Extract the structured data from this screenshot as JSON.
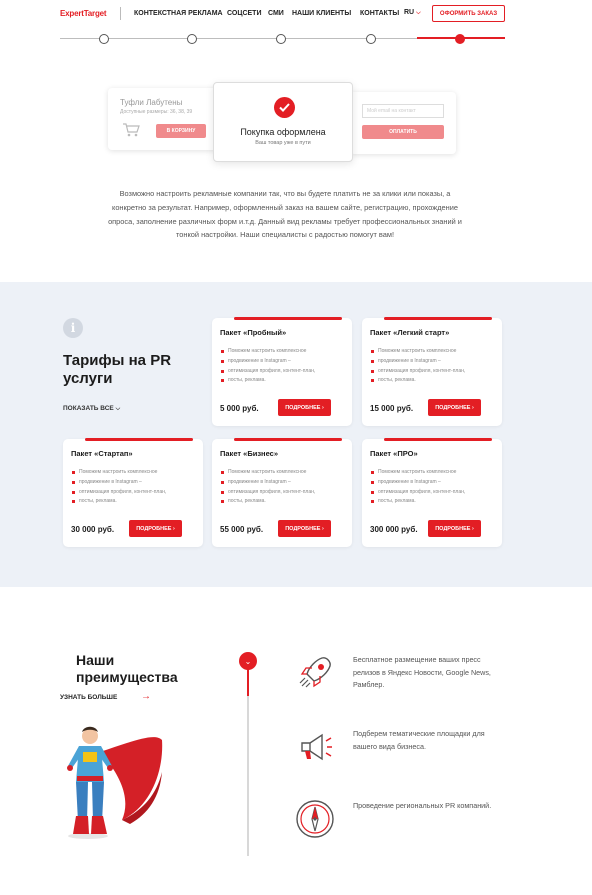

---

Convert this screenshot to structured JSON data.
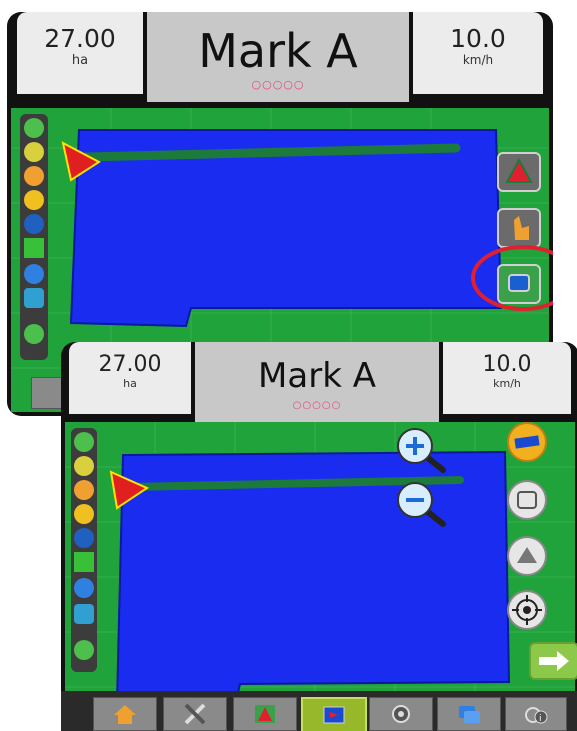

...

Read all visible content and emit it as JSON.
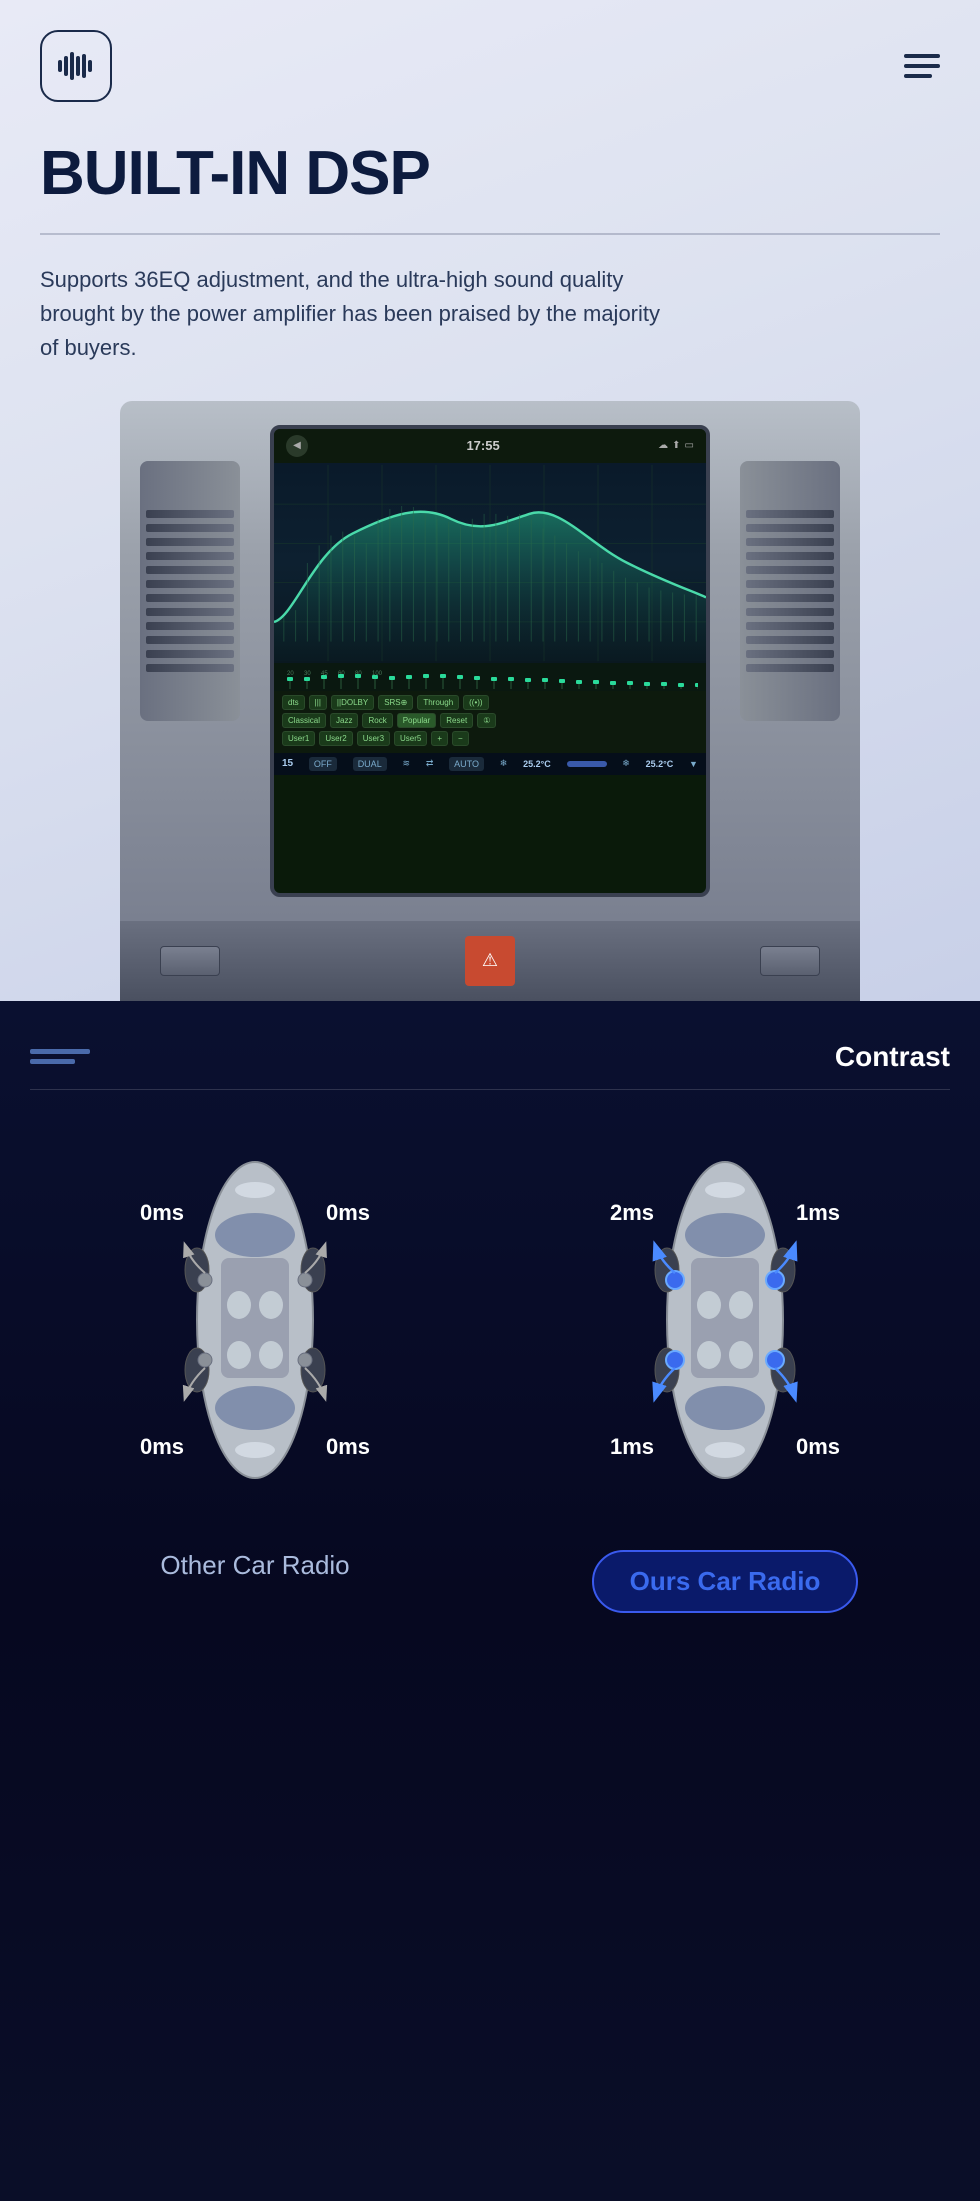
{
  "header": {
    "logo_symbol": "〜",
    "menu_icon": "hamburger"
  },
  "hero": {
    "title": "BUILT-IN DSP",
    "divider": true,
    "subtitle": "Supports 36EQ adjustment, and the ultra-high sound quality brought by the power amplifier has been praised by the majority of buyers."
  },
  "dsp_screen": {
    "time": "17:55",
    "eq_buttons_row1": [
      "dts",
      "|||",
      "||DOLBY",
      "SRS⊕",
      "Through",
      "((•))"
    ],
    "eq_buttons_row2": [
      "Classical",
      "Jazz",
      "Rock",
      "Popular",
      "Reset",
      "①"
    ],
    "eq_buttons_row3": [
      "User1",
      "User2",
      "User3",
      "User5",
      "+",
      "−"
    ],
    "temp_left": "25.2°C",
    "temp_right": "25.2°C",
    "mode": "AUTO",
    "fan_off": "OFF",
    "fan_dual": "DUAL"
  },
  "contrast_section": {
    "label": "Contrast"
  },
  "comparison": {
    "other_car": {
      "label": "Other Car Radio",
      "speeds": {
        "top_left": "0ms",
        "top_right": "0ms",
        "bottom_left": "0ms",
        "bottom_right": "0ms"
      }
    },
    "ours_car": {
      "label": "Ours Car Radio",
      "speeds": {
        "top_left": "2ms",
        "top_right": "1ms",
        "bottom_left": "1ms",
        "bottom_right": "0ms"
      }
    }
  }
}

**EXERCISE GOAL:** Filter the entries and copy out every line with the word "data".

**WRITTEN SOLUTION:**
Extract the structured data from this screenshot as JSON.
Convert this screenshot to structured JSON data.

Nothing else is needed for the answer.